• [Exercise details]
Every line that holds "Camping" should be shown.

-- START Raw records --

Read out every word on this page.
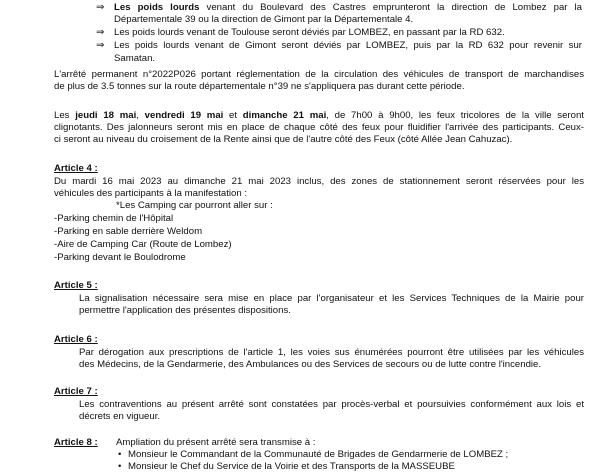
⇒ Les poids lourds venant du Boulevard des Castres emprunteront la direction de Lombez par la
Départementale 39 ou la direction de Gimont par la Départementale 4.
⇒ Les poids lourds venant de Toulouse seront déviés par LOMBEZ, en passant par la RD 632.
⇒ Les poids lourds venant de Gimont seront déviés par LOMBEZ, puis par la RD 632 pour revenir sur
Samatan.
L'arrêté permanent n°2022P026 portant réglementation de la circulation des véhicules de transport de marchandises
de plus de 3.5 tonnes sur la route départementale n°39 ne s'appliquera pas durant cette période.
Les jeudi 18 mai, vendredi 19 mai et dimanche 21 mai, de 7h00 à 9h00, les feux tricolores de la ville seront
clignotants. Des jalonneurs seront mis en place de chaque côté des feux pour fluidifier l'arrivée des participants. Ceux-
ci seront au niveau du croisement de la Rente ainsi que de l'autre côté des Feux (côté Allée Jean Cahuzac).
Article 4 :
Du mardi 16 mai 2023 au dimanche 21 mai 2023 inclus, des zones de stationnement seront réservées pour les
véhicules des participants à la manifestation :
*Les Camping car pourront aller sur :
-Parking chemin de l'Hôpital
-Parking en sable derrière Weldom
-Aire de Camping Car (Route de Lombez)
-Parking devant le Boulodrome
Article 5 :
La signalisation nécessaire sera mise en place par l'organisateur et les Services Techniques de la Mairie pour
permettre l'application des présentes dispositions.
Article 6 :
Par dérogation aux prescriptions de l'article 1, les voies sus énumérées pourront être utilisées par les véhicules
des Médecins, de la Gendarmerie, des Ambulances ou des Services de secours ou de lutte contre l'incendie.
Article 7 :
Les contraventions au présent arrêté sont constatées par procès-verbal et poursuivies conformément aux lois et
décrets en vigueur.
Article 8 : Ampliation du présent arrêté sera transmise à :
• Monsieur le Commandant de la Communauté de Brigades de Gendarmerie de LOMBEZ ;
• Monsieur le Chef du Service de la Voirie et des Transports de la MASSEUBE
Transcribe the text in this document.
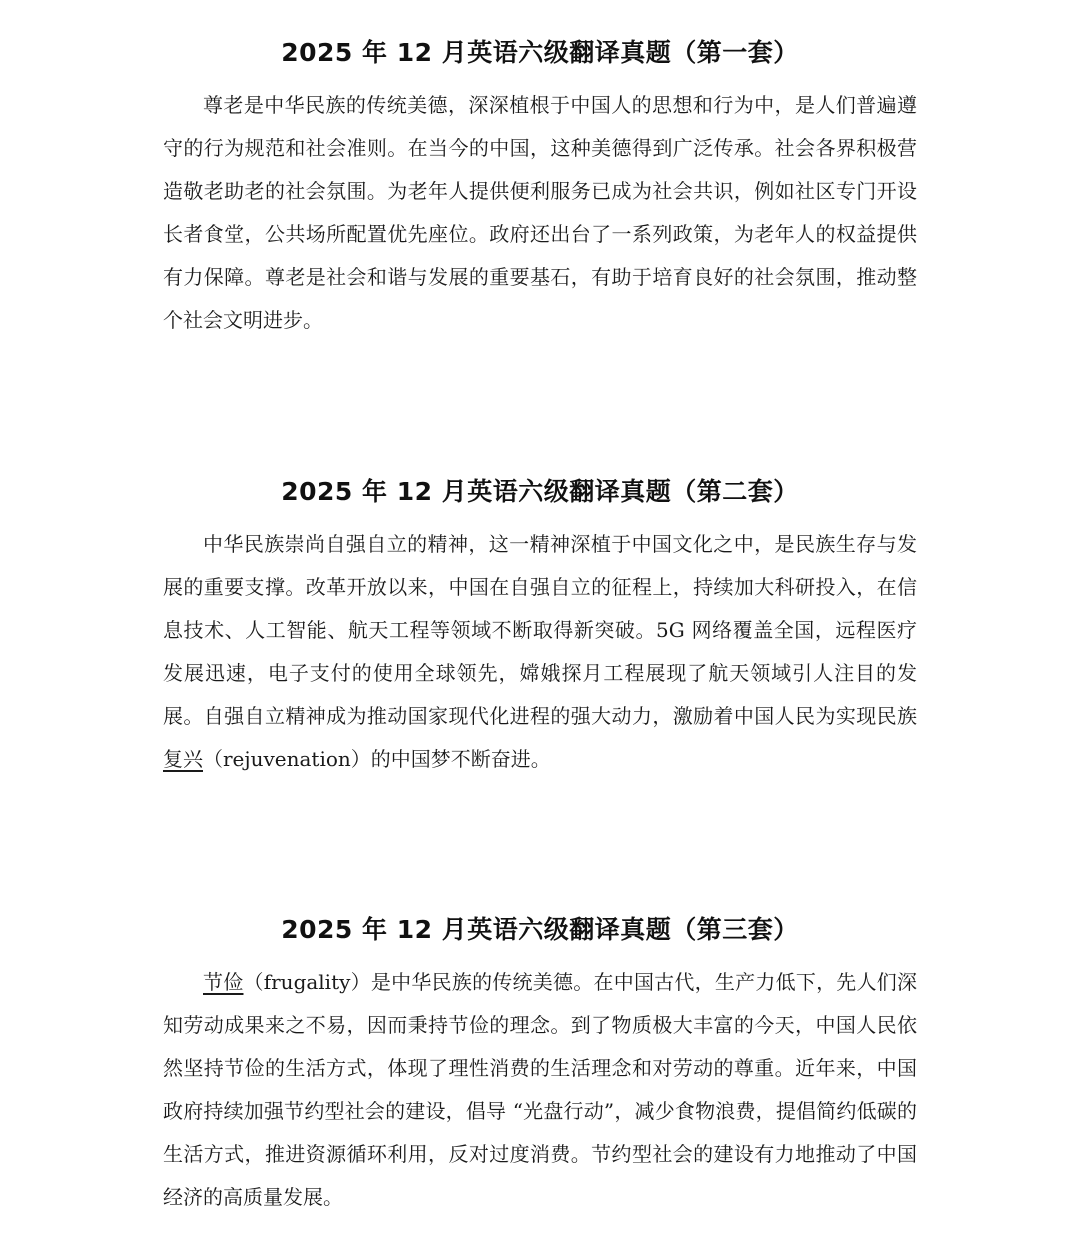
2025 年 12 月英语六级翻译真题（第一套）

尊老是中华民族的传统美德，深深植根于中国人的思想和行为中，是人们普遍遵守的行为规范和社会准则。在当今的中国，这种美德得到广泛传承。社会各界积极营造敬老助老的社会氛围。为老年人提供便利服务已成为社会共识，例如社区专门开设长者食堂，公共场所配置优先座位。政府还出台了一系列政策，为老年人的权益提供有力保障。尊老是社会和谐与发展的重要基石，有助于培育良好的社会氛围，推动整个社会文明进步。

2025 年 12 月英语六级翻译真题（第二套）

中华民族崇尚自强自立的精神，这一精神深植于中国文化之中，是民族生存与发展的重要支撑。改革开放以来，中国在自强自立的征程上，持续加大科研投入，在信息技术、人工智能、航天工程等领域不断取得新突破。5G 网络覆盖全国，远程医疗发展迅速，电子支付的使用全球领先，嫦娥探月工程展现了航天领域引人注目的发展。自强自立精神成为推动国家现代化进程的强大动力，激励着中国人民为实现民族复兴（rejuvenation）的中国梦不断奋进。

2025 年 12 月英语六级翻译真题（第三套）

节俭（frugality）是中华民族的传统美德。在中国古代，生产力低下，先人们深知劳动成果来之不易，因而秉持节俭的理念。到了物质极大丰富的今天，中国人民依然坚持节俭的生活方式，体现了理性消费的生活理念和对劳动的尊重。近年来，中国政府持续加强节约型社会的建设，倡导 “光盘行动”，减少食物浪费，提倡简约低碳的生活方式，推进资源循环利用，反对过度消费。节约型社会的建设有力地推动了中国经济的高质量发展。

-- END Raw records --

• [Answer to this exercise]
*Les Camping car pourront aller sur :
-Aire de Camping Car (Route de Lombez)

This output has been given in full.